# START OF MATERIAL PROVIDED
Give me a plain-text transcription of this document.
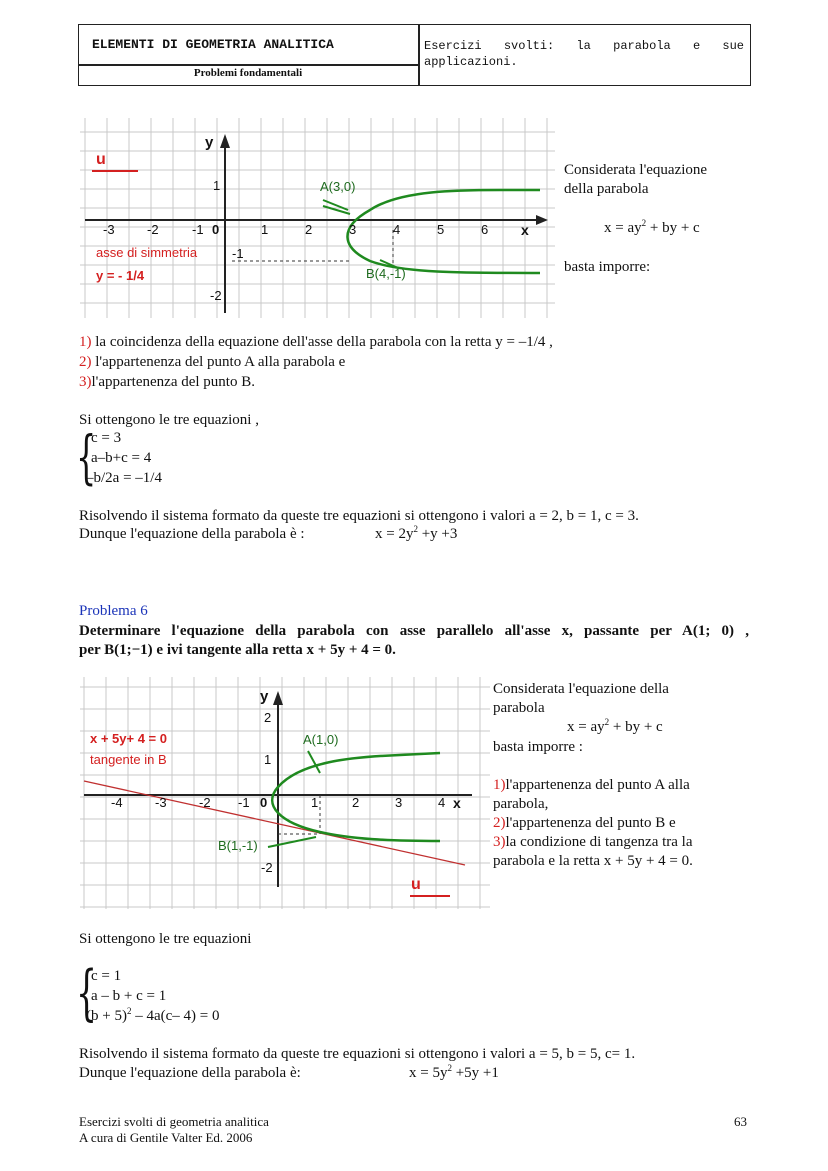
ELEMENTI DI GEOMETRIA ANALITICA
Problemi fondamentali
Esercizi svolti: la parabola e sue applicazioni.
u
y
x
1
-1
-2
-3 -2	-1 0	1	2	3	4	5	6
A(3,0)
B(4,-1)
asse di simmetria
y = - 1/4
Considerata l'equazione
della parabola
$x = ay^2$ + by + c
basta imporre:
1) la coincidenza della equazione dell'asse della parabola con la retta y = –1/4 ,
2) l'appartenenza del punto A alla parabola e
3)l'appartenenza del punto B.
Si ottengono le tre equazioni ,
{
c = 3
a–b+c = 4
–b/2a = –1/4
Risolvendo il sistema formato da queste tre equazioni si ottengono i valori a = 2, b = 1, c = 3.
Dunque l'equazione della parabola è :	$x = 2y^2 +y +3$
Problema 6
Determinare l'equazione della parabola con asse parallelo all'asse x, passante per A(1; 0) ,
per B(1;−1) e ivi tangente alla retta x + 5y + 4 = 0.
y
x
2
1
-2
-4 -3 -2 -1 0	1	2	3	4
x + 5y+ 4 = 0
tangente in B
A(1,0)
B(1,-1)
u
Considerata l'equazione della
parabola
$x = ay^2$ + by + c
basta imporre :
1)l'appartenenza del punto A alla
parabola,
2)l'appartenenza del punto B e
3)la condizione di tangenza tra la
parabola e la retta x + 5y + 4 = 0.
Si ottengono le tre equazioni
{
c = 1
a – b + c = 1
$(b + 5)^2 - 4a(c-$ 4) = 0
Risolvendo il sistema formato da queste tre equazioni si ottengono i valori a = 5, b = 5, c= 1.
Dunque l'equazione della parabola è:	$x = 5y^2 +5y +1$
Esercizi svolti di geometria analitica
A cura di Gentile Valter Ed. 2006
63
# END OF MATERIAL PROVIDED
**TO DO**
Leave out every line without the string "Esercizi" and copy the rest.

**TASK OUTPUT**
Esercizi svolti: la parabola e sue applicazioni.
Esercizi svolti di geometria analitica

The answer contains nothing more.